* **GOAL**
Read through the records below and copy each line that uses the word "JSON".

* Begin INPUT RECORDS *

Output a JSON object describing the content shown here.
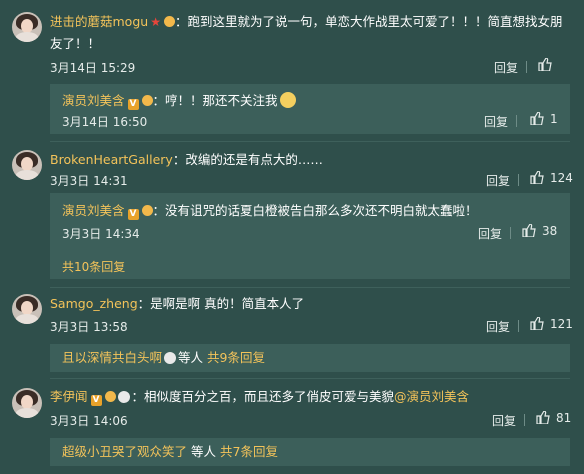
{
  "comments": [
    {
      "user": "进击的蘑菇mogu",
      "text_line1": "：跑到这里就为了说一句，单恋大作战里太可爱了！！！简直想找女朋",
      "text_line2": "友了！！",
      "time": "3月14日 15:29",
      "reply_label": "回复",
      "likes": "",
      "reply": {
        "user": "演员刘美含",
        "text": "：哼！！那还不关注我",
        "time": "3月14日 16:50",
        "reply_label": "回复",
        "likes": "1"
      }
    },
    {
      "user": "BrokenHeartGallery",
      "text": "：改编的还是有点大的……",
      "time": "3月3日 14:31",
      "reply_label": "回复",
      "likes": "124",
      "reply": {
        "user": "演员刘美含",
        "text": "：没有诅咒的话夏白橙被告白那么多次还不明白就太蠢啦！",
        "time": "3月3日 14:34",
        "reply_label": "回复",
        "likes": "38"
      },
      "more": "共10条回复"
    },
    {
      "user": "Samgo_zheng",
      "text": "：是啊是啊 真的！简直本人了",
      "time": "3月3日 13:58",
      "reply_label": "回复",
      "likes": "121",
      "sub_preview": {
        "user": "且以深情共白头啊",
        "suffix": "等人",
        "count": "共9条回复"
      }
    },
    {
      "user": "李伊闻",
      "text": "：相似度百分之百，而且还多了俏皮可爱与美貌",
      "mention": "@演员刘美含",
      "time": "3月3日 14:06",
      "reply_label": "回复",
      "likes": "81",
      "sub_preview": {
        "user": "超级小丑哭了观众笑了",
        "suffix": "等人",
        "count": "共7条回复"
      }
    }
  ]
}
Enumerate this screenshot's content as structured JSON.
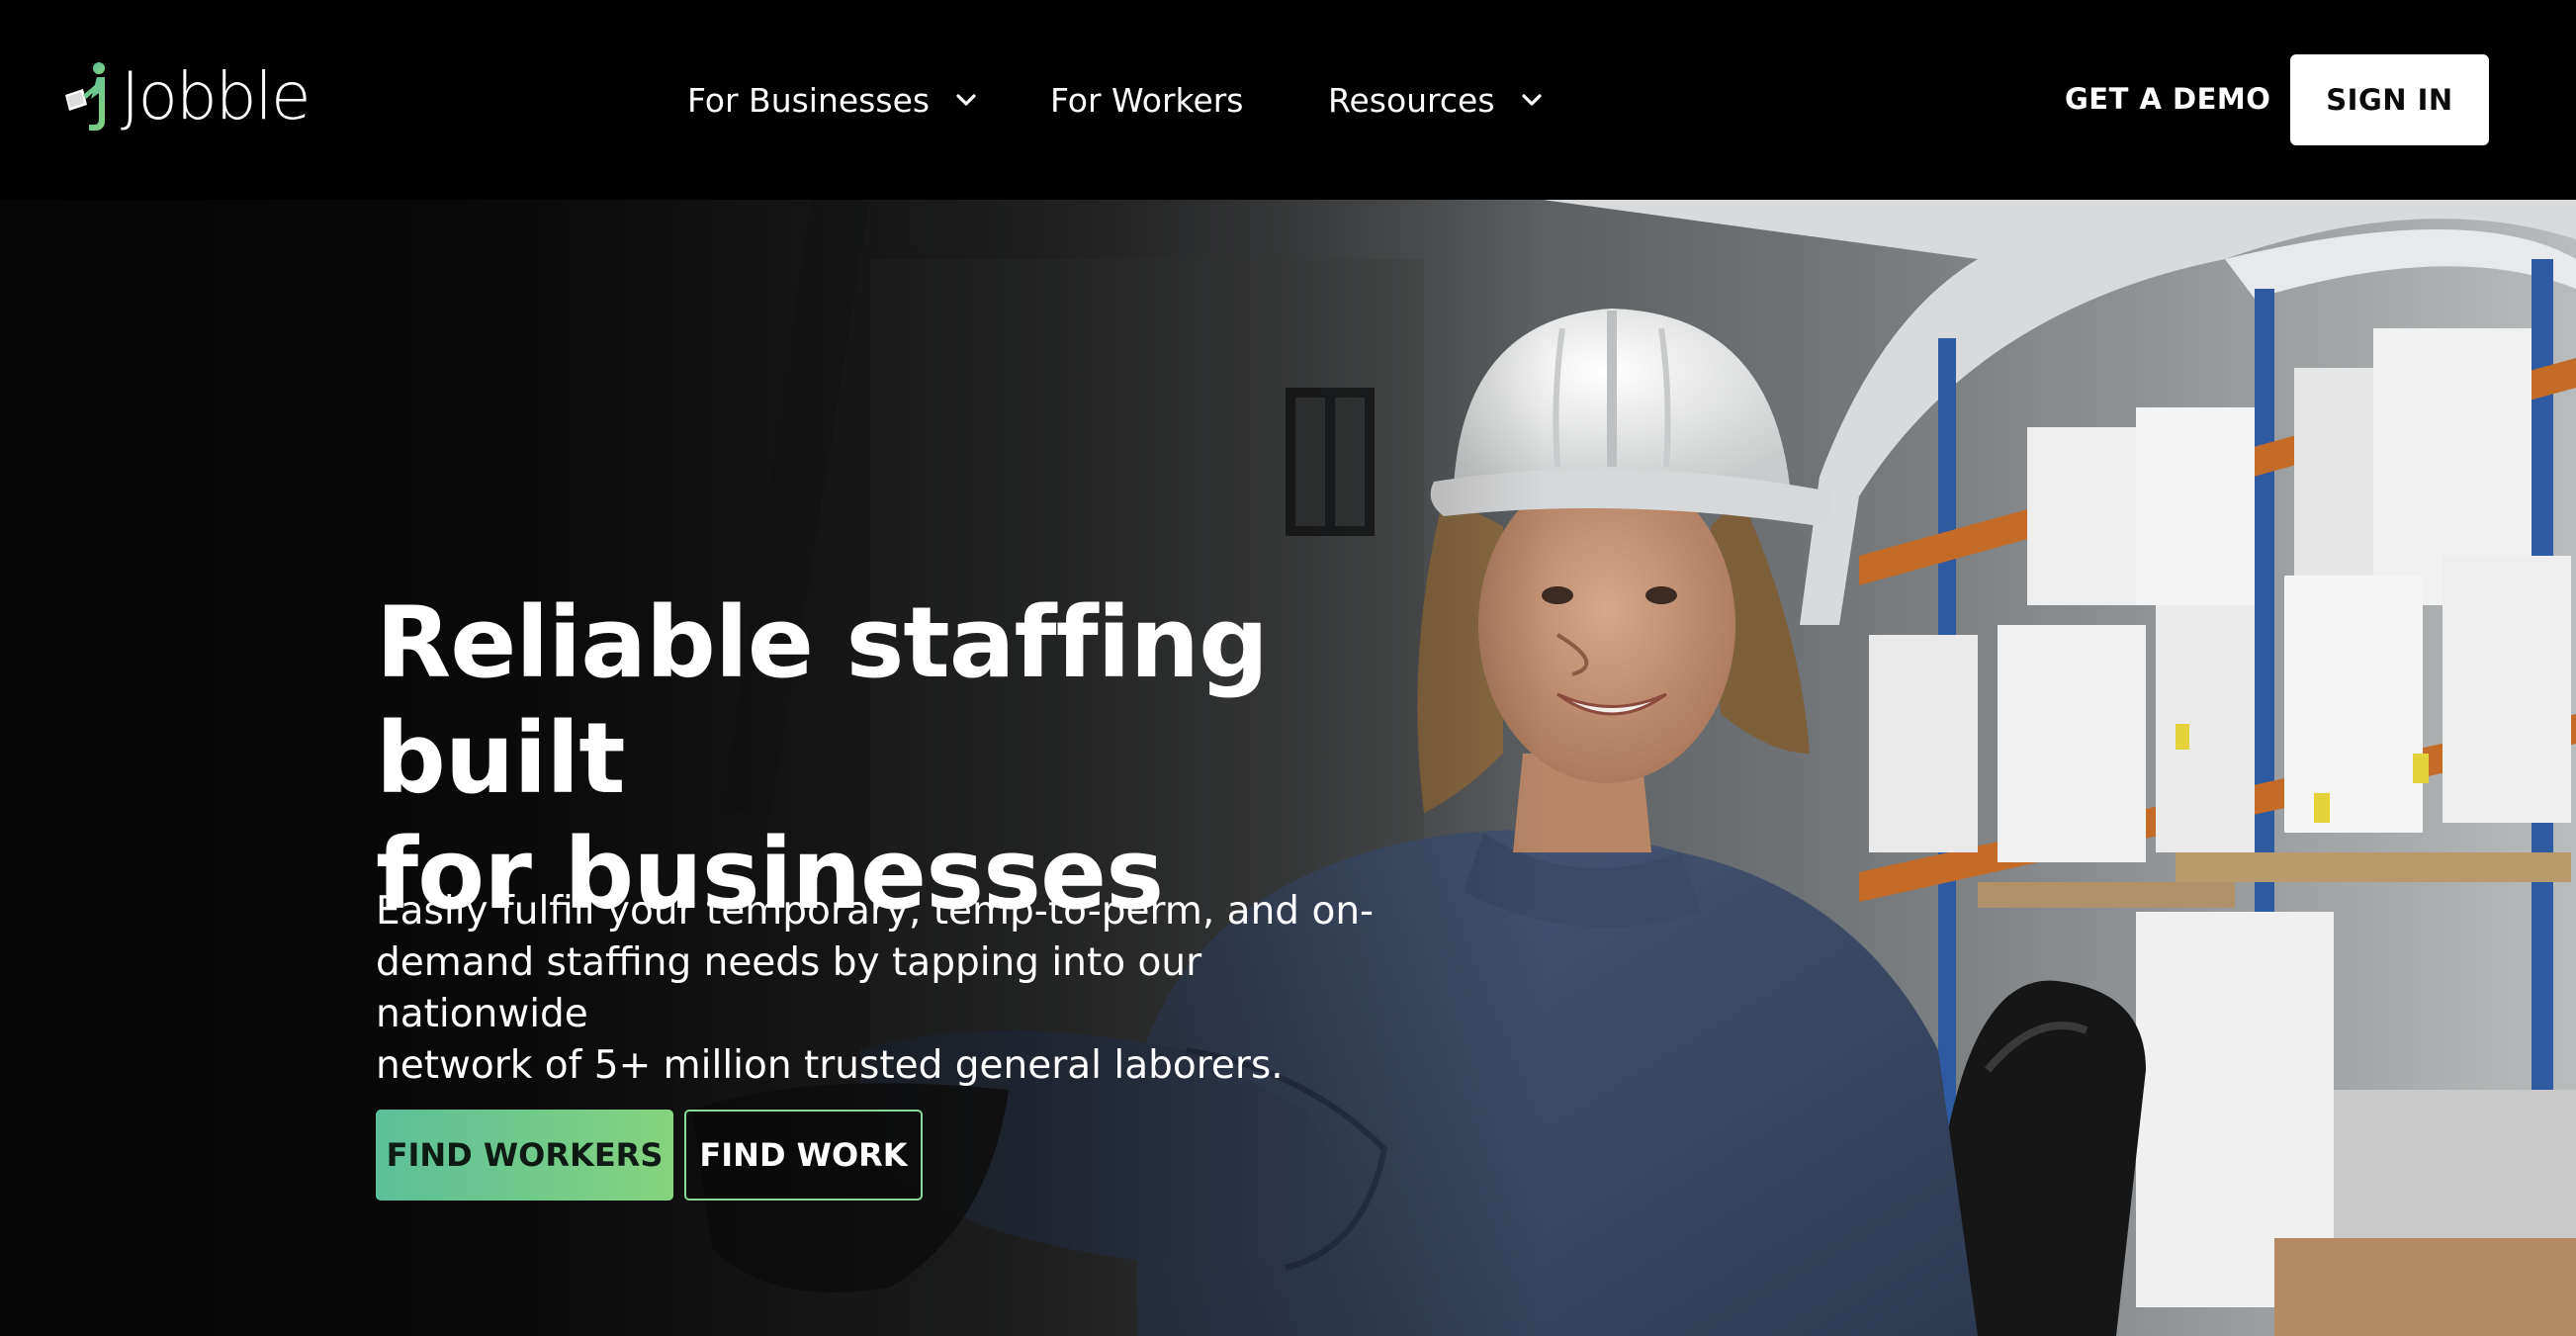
{
  "brand": {
    "name": "Jobble",
    "logo_icon": "jobble-figure-logo",
    "accent_start": "#5bbf9a",
    "accent_end": "#86d37d"
  },
  "nav": {
    "items": [
      {
        "label": "For Businesses",
        "has_dropdown": true,
        "icon": "chevron-down-icon"
      },
      {
        "label": "For Workers",
        "has_dropdown": false
      },
      {
        "label": "Resources",
        "has_dropdown": true,
        "icon": "chevron-down-icon"
      }
    ],
    "get_demo": "GET A DEMO",
    "sign_in": "SIGN IN"
  },
  "hero": {
    "title_line1": "Reliable staffing built",
    "title_line2": "for businesses",
    "subtitle_line1": "Easily fulfill your temporary, temp-to-perm, and on-",
    "subtitle_line2": "demand staffing needs by tapping into our nationwide",
    "subtitle_line3": "network of 5+ million trusted general laborers.",
    "primary_cta": "FIND WORKERS",
    "secondary_cta": "FIND WORK",
    "background_image": "warehouse-forklift-worker-photo"
  }
}
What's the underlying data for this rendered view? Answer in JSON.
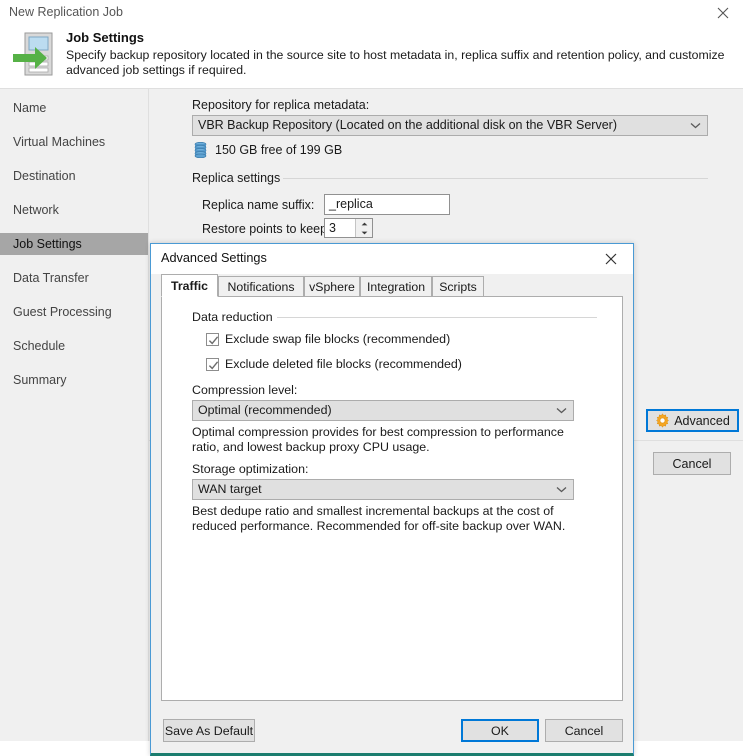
{
  "wizard": {
    "window_title": "New Replication Job",
    "close_icon": "close-icon",
    "header": {
      "title": "Job Settings",
      "description": "Specify backup repository located in the source site to host metadata in, replica suffix and retention policy, and customize advanced job settings if required.",
      "icon": "replication-job-icon"
    },
    "sidebar": {
      "items": [
        {
          "label": "Name",
          "selected": false
        },
        {
          "label": "Virtual Machines",
          "selected": false
        },
        {
          "label": "Destination",
          "selected": false
        },
        {
          "label": "Network",
          "selected": false
        },
        {
          "label": "Job Settings",
          "selected": true
        },
        {
          "label": "Data Transfer",
          "selected": false
        },
        {
          "label": "Guest Processing",
          "selected": false
        },
        {
          "label": "Schedule",
          "selected": false
        },
        {
          "label": "Summary",
          "selected": false
        }
      ]
    },
    "main": {
      "repository_label": "Repository for replica metadata:",
      "repository_value": "VBR Backup Repository (Located on the additional disk on the VBR Server)",
      "repository_free_space": "150 GB free of 199 GB",
      "disk_icon": "disk-stack-icon",
      "replica_group_label": "Replica settings",
      "replica_suffix_label": "Replica name suffix:",
      "replica_suffix_value": "_replica",
      "restore_points_label": "Restore points to keep:",
      "restore_points_value": "3"
    },
    "buttons": {
      "advanced_label": "Advanced",
      "advanced_icon": "gear-icon",
      "cancel_label": "Cancel"
    }
  },
  "dialog": {
    "title": "Advanced Settings",
    "close_icon": "close-icon",
    "tabs": [
      {
        "label": "Traffic",
        "active": true
      },
      {
        "label": "Notifications",
        "active": false
      },
      {
        "label": "vSphere",
        "active": false
      },
      {
        "label": "Integration",
        "active": false
      },
      {
        "label": "Scripts",
        "active": false
      }
    ],
    "traffic": {
      "group_label": "Data reduction",
      "checkboxes": [
        {
          "label": "Exclude swap file blocks (recommended)",
          "checked": true
        },
        {
          "label": "Exclude deleted file blocks (recommended)",
          "checked": true
        }
      ],
      "compression_label": "Compression level:",
      "compression_value": "Optimal (recommended)",
      "compression_desc": "Optimal compression provides for best compression to performance ratio, and lowest backup proxy CPU usage.",
      "storage_label": "Storage optimization:",
      "storage_value": "WAN target",
      "storage_desc": "Best dedupe ratio and smallest incremental backups at the cost of reduced performance. Recommended for off-site backup over WAN."
    },
    "buttons": {
      "save_as_default_label": "Save As Default",
      "ok_label": "OK",
      "cancel_label": "Cancel"
    }
  },
  "colors": {
    "accent": "#0078d7",
    "dialog_border": "#4a9ad4",
    "dialog_bottom_border": "#1b7d6e",
    "selected_nav": "#a6a6a6",
    "panel_bg": "#f0f0f0",
    "gear_orange": "#f5a623",
    "disk_blue": "#4a90c4",
    "arrow_green": "#56b146"
  }
}
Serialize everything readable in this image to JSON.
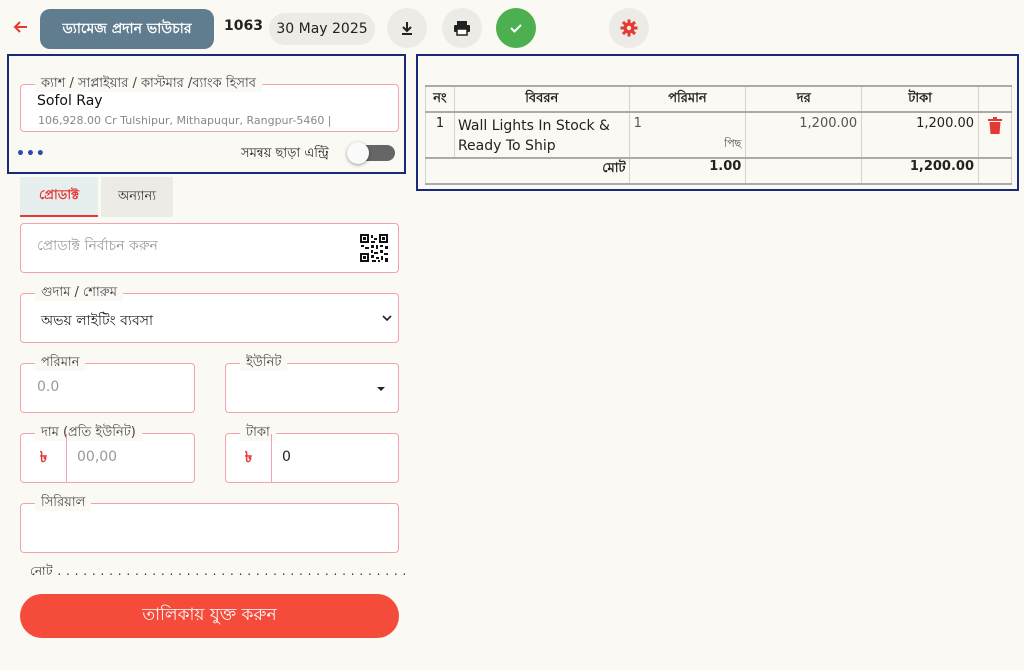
{
  "header": {
    "title": "ড্যামেজ প্রদান ভাউচার",
    "voucher_no": "1063",
    "date": "30 May 2025"
  },
  "icons": {
    "back": "arrow-left-icon",
    "download": "download-icon",
    "print": "print-icon",
    "confirm": "check-icon",
    "settings": "gear-icon"
  },
  "colors": {
    "accent": "#e53935",
    "title_bg": "#5f7d8f",
    "confirm_bg": "#4caf50",
    "add_button_bg": "#f44b3b",
    "highlight_border": "#1a2a7a"
  },
  "account": {
    "legend": "ক্যাশ / সাপ্লাইয়ার / কাস্টমার /ব্যাংক হিসাব",
    "name": "Sofol Ray",
    "details": "106,928.00 Cr Tulshipur, Mithapuqur, Rangpur-5460 |",
    "more": "•••",
    "toggle_label": "সমন্বয় ছাড়া এন্ট্রি",
    "toggle_on": false
  },
  "tabs": [
    {
      "label": "প্রোডাক্ট",
      "active": true
    },
    {
      "label": "অন্যান্য",
      "active": false
    }
  ],
  "form": {
    "product_placeholder": "প্রোডাক্ট নির্বাচন করুন",
    "warehouse_legend": "গুদাম / শোরুম",
    "warehouse_value": "অভয় লাইটিং ব্যবসা",
    "qty_legend": "পরিমান",
    "qty_placeholder": "0.0",
    "unit_legend": "ইউনিট",
    "unit_value": "",
    "price_legend": "দাম (প্রতি ইউনিট)",
    "price_placeholder": "00,00",
    "amount_legend": "টাকা",
    "amount_value": "0",
    "currency_symbol": "৳",
    "serial_legend": "সিরিয়াল",
    "note_label": "নোট . . . . . . . . . . . . . . . . . . . . . . . . . . . . . . . . . . . . . . . . .",
    "add_button": "তালিকায় যুক্ত করুন"
  },
  "table": {
    "headers": [
      "নং",
      "বিবরন",
      "পরিমান",
      "দর",
      "টাকা"
    ],
    "rows": [
      {
        "no": "1",
        "description": "Wall Lights In Stock & Ready To Ship",
        "qty": "1",
        "unit": "পিছ",
        "rate": "1,200.00",
        "amount": "1,200.00"
      }
    ],
    "total_label": "মোট",
    "total_qty": "1.00",
    "total_amount": "1,200.00"
  }
}
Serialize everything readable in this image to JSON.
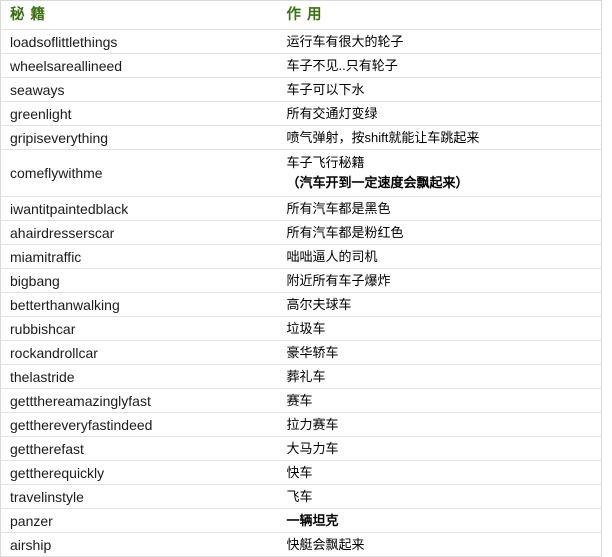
{
  "table": {
    "headers": {
      "code": "秘 籍",
      "effect": "作 用"
    },
    "rows": [
      {
        "code": "loadsoflittlethings",
        "effect": "运行车有很大的轮子"
      },
      {
        "code": "wheelsareallineed",
        "effect": "车子不见..只有轮子"
      },
      {
        "code": "seaways",
        "effect": "车子可以下水"
      },
      {
        "code": "greenlight",
        "effect": "所有交通灯变绿"
      },
      {
        "code": "gripiseverything",
        "effect": "喷气弹射，按shift就能让车跳起来"
      },
      {
        "code": "comeflywithme",
        "effect": "车子飞行秘籍",
        "effect2": "（汽车开到一定速度会飘起来）"
      },
      {
        "code": "iwantitpaintedblack",
        "effect": "所有汽车都是黑色"
      },
      {
        "code": "ahairdresserscar",
        "effect": "所有汽车都是粉红色"
      },
      {
        "code": "miamitraffic",
        "effect": "咄咄逼人的司机"
      },
      {
        "code": "bigbang",
        "effect": "附近所有车子爆炸"
      },
      {
        "code": "betterthanwalking",
        "effect": "高尔夫球车"
      },
      {
        "code": "rubbishcar",
        "effect": "垃圾车"
      },
      {
        "code": "rockandrollcar",
        "effect": "豪华轿车"
      },
      {
        "code": "thelastride",
        "effect": "葬礼车"
      },
      {
        "code": "gettthereamazinglyfast",
        "effect": "赛车"
      },
      {
        "code": "getthereveryfastindeed",
        "effect": "拉力赛车"
      },
      {
        "code": "gettherefast",
        "effect": "大马力车"
      },
      {
        "code": "gettherequickly",
        "effect": "快车"
      },
      {
        "code": "travelinstyle",
        "effect": "飞车"
      },
      {
        "code": "panzer",
        "effect": "一辆坦克",
        "bold": true
      },
      {
        "code": "airship",
        "effect": "快艇会飘起来"
      }
    ]
  },
  "colors": {
    "header_text": "#3a7010",
    "border": "#e2e2e2",
    "outer_border": "#d9d9d9",
    "body_text": "#000000"
  }
}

* End INPUT RECORDS *

* **REPLY TO THE EXERCISE**
Output a JSON object describing the content shown here.
Enumerate this screenshot's content as structured JSON.
What's the underlying data for this rendered view? Answer in JSON.
Serialize everything readable in this image to JSON.
Serialize everything readable in this image to JSON.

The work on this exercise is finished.